◆ What you will do: Among the entries below, find the lines with "this" and copy them.

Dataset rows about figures

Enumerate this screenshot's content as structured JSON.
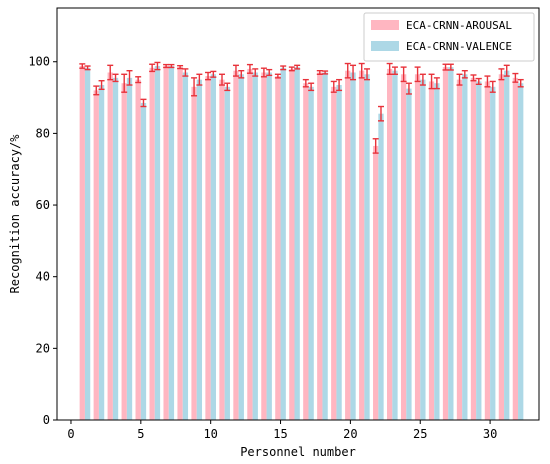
{
  "chart_data": {
    "type": "bar",
    "xlabel": "Personnel number",
    "ylabel": "Recognition accuracy/%",
    "xlim": [
      -1,
      33.5
    ],
    "ylim": [
      0,
      115
    ],
    "xticks": [
      0,
      5,
      10,
      15,
      20,
      25,
      30
    ],
    "yticks": [
      0,
      20,
      40,
      60,
      80,
      100
    ],
    "legend_position": "top-right",
    "grid": false,
    "categories": [
      1,
      2,
      3,
      4,
      5,
      6,
      7,
      8,
      9,
      10,
      11,
      12,
      13,
      14,
      15,
      16,
      17,
      18,
      19,
      20,
      21,
      22,
      23,
      24,
      25,
      26,
      27,
      28,
      29,
      30,
      31,
      32
    ],
    "series": [
      {
        "name": "ECA-CRNN-AROUSAL",
        "color": "#ffb6c1",
        "values": [
          98.8,
          92.0,
          97.0,
          94.0,
          95.0,
          98.3,
          98.8,
          98.5,
          93.0,
          96.0,
          95.0,
          97.5,
          98.0,
          97.0,
          96.0,
          98.0,
          94.0,
          97.0,
          93.0,
          97.5,
          97.5,
          76.5,
          98.0,
          96.5,
          96.5,
          94.5,
          98.5,
          95.0,
          95.5,
          94.5,
          96.5,
          95.5
        ],
        "errors": [
          0.6,
          1.2,
          2.0,
          2.5,
          0.8,
          1.0,
          0.4,
          0.4,
          2.5,
          1.0,
          1.5,
          1.5,
          1.2,
          1.2,
          0.5,
          0.5,
          1.0,
          0.5,
          1.5,
          2.0,
          2.0,
          2.0,
          1.5,
          2.0,
          2.0,
          2.0,
          0.8,
          1.5,
          0.8,
          1.5,
          1.5,
          1.2
        ]
      },
      {
        "name": "ECA-CRNN-VALENCE",
        "color": "#add8e6",
        "values": [
          98.3,
          93.5,
          95.5,
          95.5,
          88.5,
          98.8,
          98.8,
          97.0,
          95.0,
          96.5,
          93.0,
          96.5,
          97.0,
          97.0,
          98.3,
          98.5,
          93.0,
          97.0,
          93.5,
          97.0,
          96.5,
          85.5,
          97.5,
          92.5,
          95.0,
          94.0,
          98.5,
          96.5,
          94.5,
          93.0,
          97.5,
          94.0
        ],
        "errors": [
          0.5,
          1.2,
          1.0,
          2.0,
          1.0,
          1.0,
          0.4,
          1.0,
          1.5,
          0.8,
          1.0,
          1.0,
          1.0,
          0.8,
          0.5,
          0.5,
          1.0,
          0.4,
          1.5,
          2.0,
          1.5,
          2.0,
          1.0,
          1.5,
          1.5,
          1.5,
          0.8,
          1.0,
          0.8,
          1.5,
          1.5,
          1.0
        ]
      }
    ],
    "error_bar_color": "#e8323a"
  }
}
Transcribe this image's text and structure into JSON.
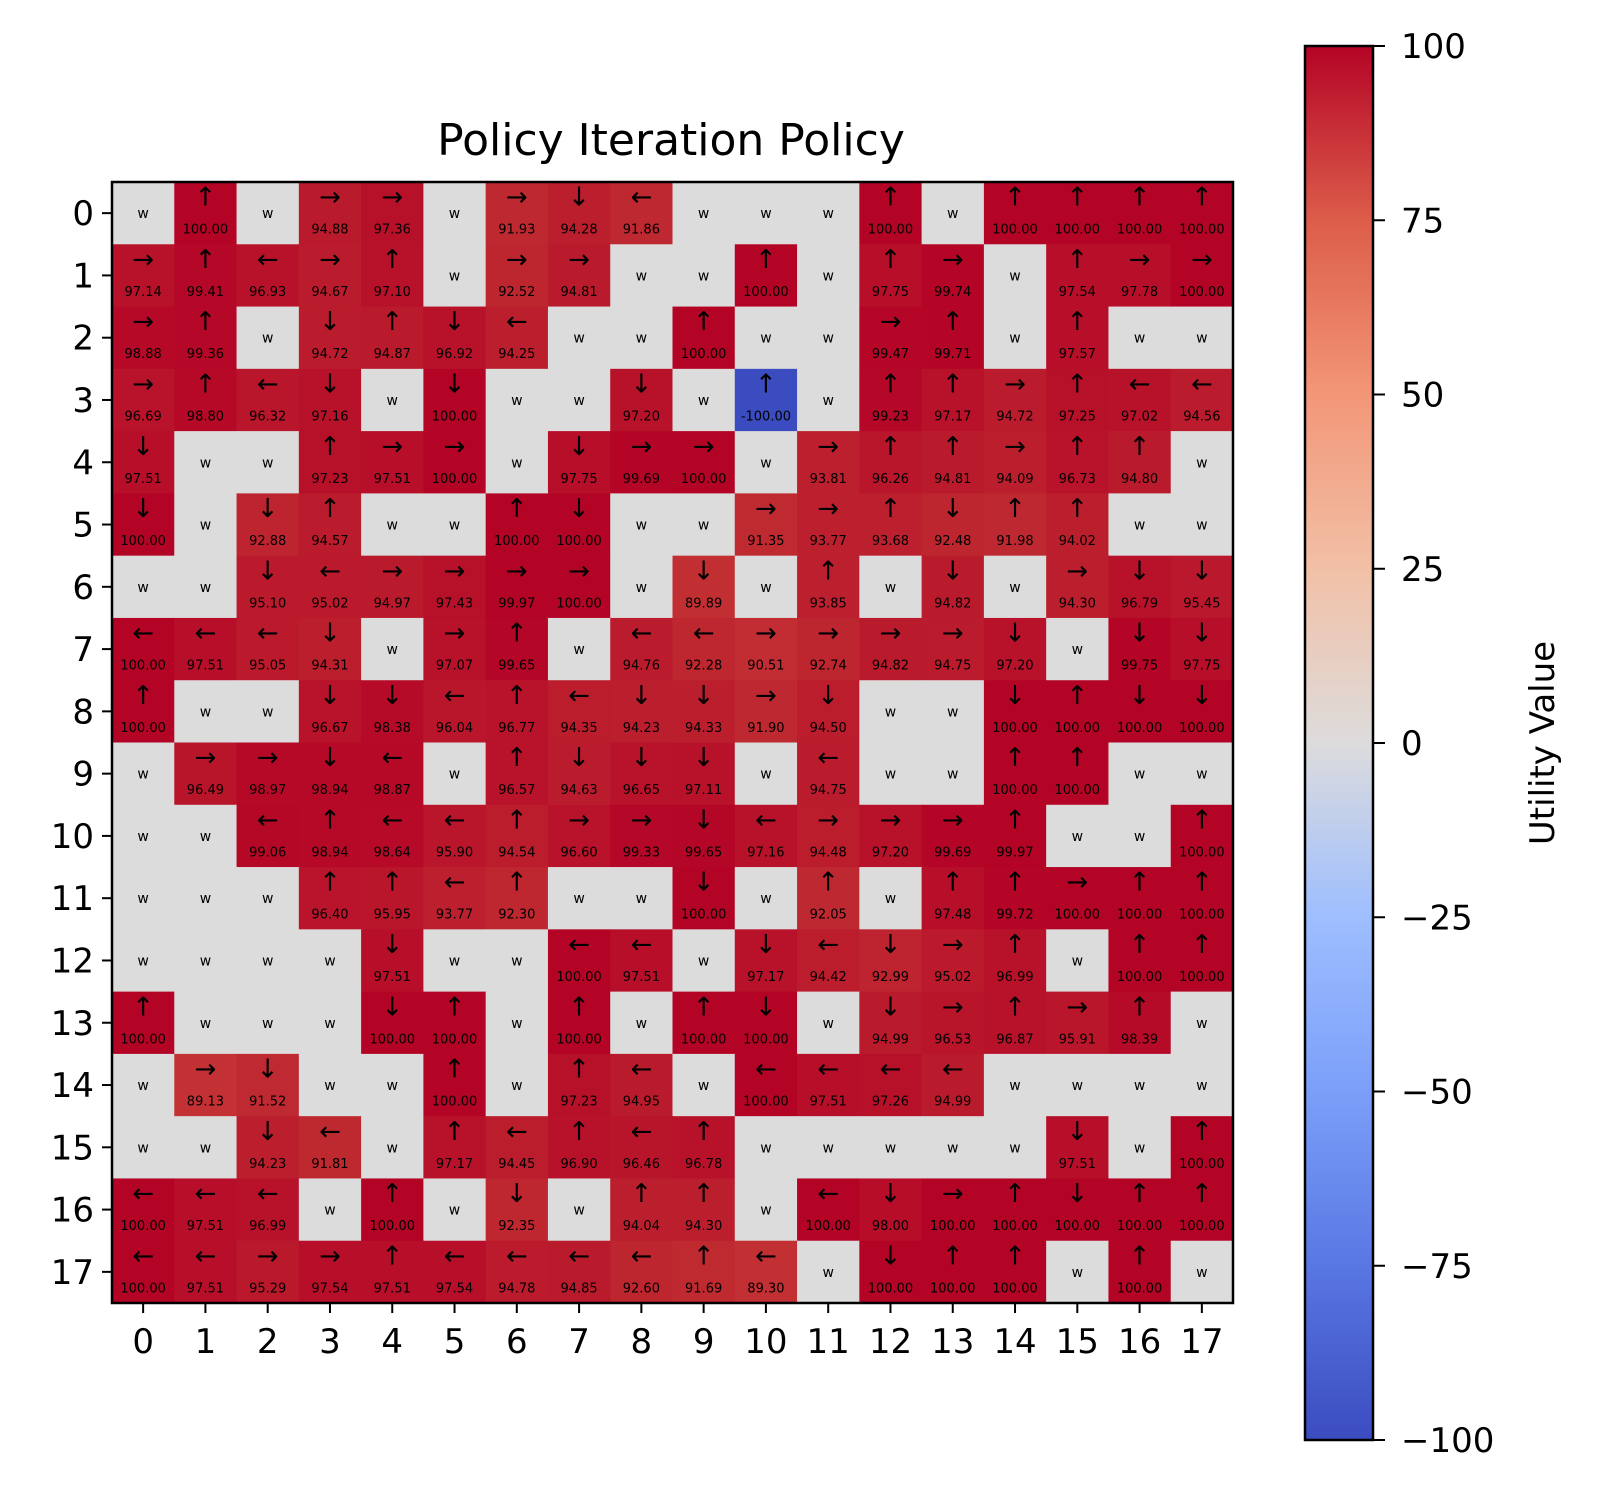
{
  "chart_data": {
    "type": "heatmap",
    "title": "Policy Iteration Policy",
    "xlabel": "",
    "ylabel": "",
    "x_ticks": [
      "0",
      "1",
      "2",
      "3",
      "4",
      "5",
      "6",
      "7",
      "8",
      "9",
      "10",
      "11",
      "12",
      "13",
      "14",
      "15",
      "16",
      "17"
    ],
    "y_ticks": [
      "0",
      "1",
      "2",
      "3",
      "4",
      "5",
      "6",
      "7",
      "8",
      "9",
      "10",
      "11",
      "12",
      "13",
      "14",
      "15",
      "16",
      "17"
    ],
    "wall_label": "w",
    "colormap": "coolwarm",
    "wall_color": "#dddcdc",
    "colorbar": {
      "label": "Utility Value",
      "range": [
        -100,
        100
      ],
      "ticks": [
        "100",
        "75",
        "50",
        "25",
        "0",
        "−25",
        "−50",
        "−75",
        "−100"
      ]
    },
    "grid": [
      [
        [
          "W"
        ],
        [
          "U",
          "100.00"
        ],
        [
          "W"
        ],
        [
          "R",
          "94.88"
        ],
        [
          "R",
          "97.36"
        ],
        [
          "W"
        ],
        [
          "R",
          "91.93"
        ],
        [
          "D",
          "94.28"
        ],
        [
          "L",
          "91.86"
        ],
        [
          "W"
        ],
        [
          "W"
        ],
        [
          "W"
        ],
        [
          "U",
          "100.00"
        ],
        [
          "W"
        ],
        [
          "U",
          "100.00"
        ],
        [
          "U",
          "100.00"
        ],
        [
          "U",
          "100.00"
        ],
        [
          "U",
          "100.00"
        ]
      ],
      [
        [
          "R",
          "97.14"
        ],
        [
          "U",
          "99.41"
        ],
        [
          "L",
          "96.93"
        ],
        [
          "R",
          "94.67"
        ],
        [
          "U",
          "97.10"
        ],
        [
          "W"
        ],
        [
          "R",
          "92.52"
        ],
        [
          "R",
          "94.81"
        ],
        [
          "W"
        ],
        [
          "W"
        ],
        [
          "U",
          "100.00"
        ],
        [
          "W"
        ],
        [
          "U",
          "97.75"
        ],
        [
          "R",
          "99.74"
        ],
        [
          "W"
        ],
        [
          "U",
          "97.54"
        ],
        [
          "R",
          "97.78"
        ],
        [
          "R",
          "100.00"
        ]
      ],
      [
        [
          "R",
          "98.88"
        ],
        [
          "U",
          "99.36"
        ],
        [
          "W"
        ],
        [
          "D",
          "94.72"
        ],
        [
          "U",
          "94.87"
        ],
        [
          "D",
          "96.92"
        ],
        [
          "L",
          "94.25"
        ],
        [
          "W"
        ],
        [
          "W"
        ],
        [
          "U",
          "100.00"
        ],
        [
          "W"
        ],
        [
          "W"
        ],
        [
          "R",
          "99.47"
        ],
        [
          "U",
          "99.71"
        ],
        [
          "W"
        ],
        [
          "U",
          "97.57"
        ],
        [
          "W"
        ],
        [
          "W"
        ]
      ],
      [
        [
          "R",
          "96.69"
        ],
        [
          "U",
          "98.80"
        ],
        [
          "L",
          "96.32"
        ],
        [
          "D",
          "97.16"
        ],
        [
          "W"
        ],
        [
          "D",
          "100.00"
        ],
        [
          "W"
        ],
        [
          "W"
        ],
        [
          "D",
          "97.20"
        ],
        [
          "W"
        ],
        [
          "U",
          "-100.00"
        ],
        [
          "W"
        ],
        [
          "U",
          "99.23"
        ],
        [
          "U",
          "97.17"
        ],
        [
          "R",
          "94.72"
        ],
        [
          "U",
          "97.25"
        ],
        [
          "L",
          "97.02"
        ],
        [
          "L",
          "94.56"
        ]
      ],
      [
        [
          "D",
          "97.51"
        ],
        [
          "W"
        ],
        [
          "W"
        ],
        [
          "U",
          "97.23"
        ],
        [
          "R",
          "97.51"
        ],
        [
          "R",
          "100.00"
        ],
        [
          "W"
        ],
        [
          "D",
          "97.75"
        ],
        [
          "R",
          "99.69"
        ],
        [
          "R",
          "100.00"
        ],
        [
          "W"
        ],
        [
          "R",
          "93.81"
        ],
        [
          "U",
          "96.26"
        ],
        [
          "U",
          "94.81"
        ],
        [
          "R",
          "94.09"
        ],
        [
          "U",
          "96.73"
        ],
        [
          "U",
          "94.80"
        ],
        [
          "W"
        ]
      ],
      [
        [
          "D",
          "100.00"
        ],
        [
          "W"
        ],
        [
          "D",
          "92.88"
        ],
        [
          "U",
          "94.57"
        ],
        [
          "W"
        ],
        [
          "W"
        ],
        [
          "U",
          "100.00"
        ],
        [
          "D",
          "100.00"
        ],
        [
          "W"
        ],
        [
          "W"
        ],
        [
          "R",
          "91.35"
        ],
        [
          "R",
          "93.77"
        ],
        [
          "U",
          "93.68"
        ],
        [
          "D",
          "92.48"
        ],
        [
          "U",
          "91.98"
        ],
        [
          "U",
          "94.02"
        ],
        [
          "W"
        ],
        [
          "W"
        ]
      ],
      [
        [
          "W"
        ],
        [
          "W"
        ],
        [
          "D",
          "95.10"
        ],
        [
          "L",
          "95.02"
        ],
        [
          "R",
          "94.97"
        ],
        [
          "R",
          "97.43"
        ],
        [
          "R",
          "99.97"
        ],
        [
          "R",
          "100.00"
        ],
        [
          "W"
        ],
        [
          "D",
          "89.89"
        ],
        [
          "W"
        ],
        [
          "U",
          "93.85"
        ],
        [
          "W"
        ],
        [
          "D",
          "94.82"
        ],
        [
          "W"
        ],
        [
          "R",
          "94.30"
        ],
        [
          "D",
          "96.79"
        ],
        [
          "D",
          "95.45"
        ]
      ],
      [
        [
          "L",
          "100.00"
        ],
        [
          "L",
          "97.51"
        ],
        [
          "L",
          "95.05"
        ],
        [
          "D",
          "94.31"
        ],
        [
          "W"
        ],
        [
          "R",
          "97.07"
        ],
        [
          "U",
          "99.65"
        ],
        [
          "W"
        ],
        [
          "L",
          "94.76"
        ],
        [
          "L",
          "92.28"
        ],
        [
          "R",
          "90.51"
        ],
        [
          "R",
          "92.74"
        ],
        [
          "R",
          "94.82"
        ],
        [
          "R",
          "94.75"
        ],
        [
          "D",
          "97.20"
        ],
        [
          "W"
        ],
        [
          "D",
          "99.75"
        ],
        [
          "D",
          "97.75"
        ]
      ],
      [
        [
          "U",
          "100.00"
        ],
        [
          "W"
        ],
        [
          "W"
        ],
        [
          "D",
          "96.67"
        ],
        [
          "D",
          "98.38"
        ],
        [
          "L",
          "96.04"
        ],
        [
          "U",
          "96.77"
        ],
        [
          "L",
          "94.35"
        ],
        [
          "D",
          "94.23"
        ],
        [
          "D",
          "94.33"
        ],
        [
          "R",
          "91.90"
        ],
        [
          "D",
          "94.50"
        ],
        [
          "W"
        ],
        [
          "W"
        ],
        [
          "D",
          "100.00"
        ],
        [
          "U",
          "100.00"
        ],
        [
          "D",
          "100.00"
        ],
        [
          "D",
          "100.00"
        ]
      ],
      [
        [
          "W"
        ],
        [
          "R",
          "96.49"
        ],
        [
          "R",
          "98.97"
        ],
        [
          "D",
          "98.94"
        ],
        [
          "L",
          "98.87"
        ],
        [
          "W"
        ],
        [
          "U",
          "96.57"
        ],
        [
          "D",
          "94.63"
        ],
        [
          "D",
          "96.65"
        ],
        [
          "D",
          "97.11"
        ],
        [
          "W"
        ],
        [
          "L",
          "94.75"
        ],
        [
          "W"
        ],
        [
          "W"
        ],
        [
          "U",
          "100.00"
        ],
        [
          "U",
          "100.00"
        ],
        [
          "W"
        ],
        [
          "W"
        ]
      ],
      [
        [
          "W"
        ],
        [
          "W"
        ],
        [
          "L",
          "99.06"
        ],
        [
          "U",
          "98.94"
        ],
        [
          "L",
          "98.64"
        ],
        [
          "L",
          "95.90"
        ],
        [
          "U",
          "94.54"
        ],
        [
          "R",
          "96.60"
        ],
        [
          "R",
          "99.33"
        ],
        [
          "D",
          "99.65"
        ],
        [
          "L",
          "97.16"
        ],
        [
          "R",
          "94.48"
        ],
        [
          "R",
          "97.20"
        ],
        [
          "R",
          "99.69"
        ],
        [
          "U",
          "99.97"
        ],
        [
          "W"
        ],
        [
          "W"
        ],
        [
          "U",
          "100.00"
        ]
      ],
      [
        [
          "W"
        ],
        [
          "W"
        ],
        [
          "W"
        ],
        [
          "U",
          "96.40"
        ],
        [
          "U",
          "95.95"
        ],
        [
          "L",
          "93.77"
        ],
        [
          "U",
          "92.30"
        ],
        [
          "W"
        ],
        [
          "W"
        ],
        [
          "D",
          "100.00"
        ],
        [
          "W"
        ],
        [
          "U",
          "92.05"
        ],
        [
          "W"
        ],
        [
          "U",
          "97.48"
        ],
        [
          "U",
          "99.72"
        ],
        [
          "R",
          "100.00"
        ],
        [
          "U",
          "100.00"
        ],
        [
          "U",
          "100.00"
        ]
      ],
      [
        [
          "W"
        ],
        [
          "W"
        ],
        [
          "W"
        ],
        [
          "W"
        ],
        [
          "D",
          "97.51"
        ],
        [
          "W"
        ],
        [
          "W"
        ],
        [
          "L",
          "100.00"
        ],
        [
          "L",
          "97.51"
        ],
        [
          "W"
        ],
        [
          "D",
          "97.17"
        ],
        [
          "L",
          "94.42"
        ],
        [
          "D",
          "92.99"
        ],
        [
          "R",
          "95.02"
        ],
        [
          "U",
          "96.99"
        ],
        [
          "W"
        ],
        [
          "U",
          "100.00"
        ],
        [
          "U",
          "100.00"
        ]
      ],
      [
        [
          "U",
          "100.00"
        ],
        [
          "W"
        ],
        [
          "W"
        ],
        [
          "W"
        ],
        [
          "D",
          "100.00"
        ],
        [
          "U",
          "100.00"
        ],
        [
          "W"
        ],
        [
          "U",
          "100.00"
        ],
        [
          "W"
        ],
        [
          "U",
          "100.00"
        ],
        [
          "D",
          "100.00"
        ],
        [
          "W"
        ],
        [
          "D",
          "94.99"
        ],
        [
          "R",
          "96.53"
        ],
        [
          "U",
          "96.87"
        ],
        [
          "R",
          "95.91"
        ],
        [
          "U",
          "98.39"
        ],
        [
          "W"
        ]
      ],
      [
        [
          "W"
        ],
        [
          "R",
          "89.13"
        ],
        [
          "D",
          "91.52"
        ],
        [
          "W"
        ],
        [
          "W"
        ],
        [
          "U",
          "100.00"
        ],
        [
          "W"
        ],
        [
          "U",
          "97.23"
        ],
        [
          "L",
          "94.95"
        ],
        [
          "W"
        ],
        [
          "L",
          "100.00"
        ],
        [
          "L",
          "97.51"
        ],
        [
          "L",
          "97.26"
        ],
        [
          "L",
          "94.99"
        ],
        [
          "W"
        ],
        [
          "W"
        ],
        [
          "W"
        ],
        [
          "W"
        ]
      ],
      [
        [
          "W"
        ],
        [
          "W"
        ],
        [
          "D",
          "94.23"
        ],
        [
          "L",
          "91.81"
        ],
        [
          "W"
        ],
        [
          "U",
          "97.17"
        ],
        [
          "L",
          "94.45"
        ],
        [
          "U",
          "96.90"
        ],
        [
          "L",
          "96.46"
        ],
        [
          "U",
          "96.78"
        ],
        [
          "W"
        ],
        [
          "W"
        ],
        [
          "W"
        ],
        [
          "W"
        ],
        [
          "W"
        ],
        [
          "D",
          "97.51"
        ],
        [
          "W"
        ],
        [
          "U",
          "100.00"
        ]
      ],
      [
        [
          "L",
          "100.00"
        ],
        [
          "L",
          "97.51"
        ],
        [
          "L",
          "96.99"
        ],
        [
          "W"
        ],
        [
          "U",
          "100.00"
        ],
        [
          "W"
        ],
        [
          "D",
          "92.35"
        ],
        [
          "W"
        ],
        [
          "U",
          "94.04"
        ],
        [
          "U",
          "94.30"
        ],
        [
          "W"
        ],
        [
          "L",
          "100.00"
        ],
        [
          "D",
          "98.00"
        ],
        [
          "R",
          "100.00"
        ],
        [
          "U",
          "100.00"
        ],
        [
          "D",
          "100.00"
        ],
        [
          "U",
          "100.00"
        ],
        [
          "U",
          "100.00"
        ]
      ],
      [
        [
          "L",
          "100.00"
        ],
        [
          "L",
          "97.51"
        ],
        [
          "R",
          "95.29"
        ],
        [
          "R",
          "97.54"
        ],
        [
          "U",
          "97.51"
        ],
        [
          "L",
          "97.54"
        ],
        [
          "L",
          "94.78"
        ],
        [
          "L",
          "94.85"
        ],
        [
          "L",
          "92.60"
        ],
        [
          "U",
          "91.69"
        ],
        [
          "L",
          "89.30"
        ],
        [
          "W"
        ],
        [
          "D",
          "100.00"
        ],
        [
          "U",
          "100.00"
        ],
        [
          "U",
          "100.00"
        ],
        [
          "W"
        ],
        [
          "U",
          "100.00"
        ],
        [
          "W"
        ]
      ]
    ]
  }
}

◆ Expected output:
Enumerate this screenshot's content as structured JSON.
Transcribe this image's text and structure into JSON.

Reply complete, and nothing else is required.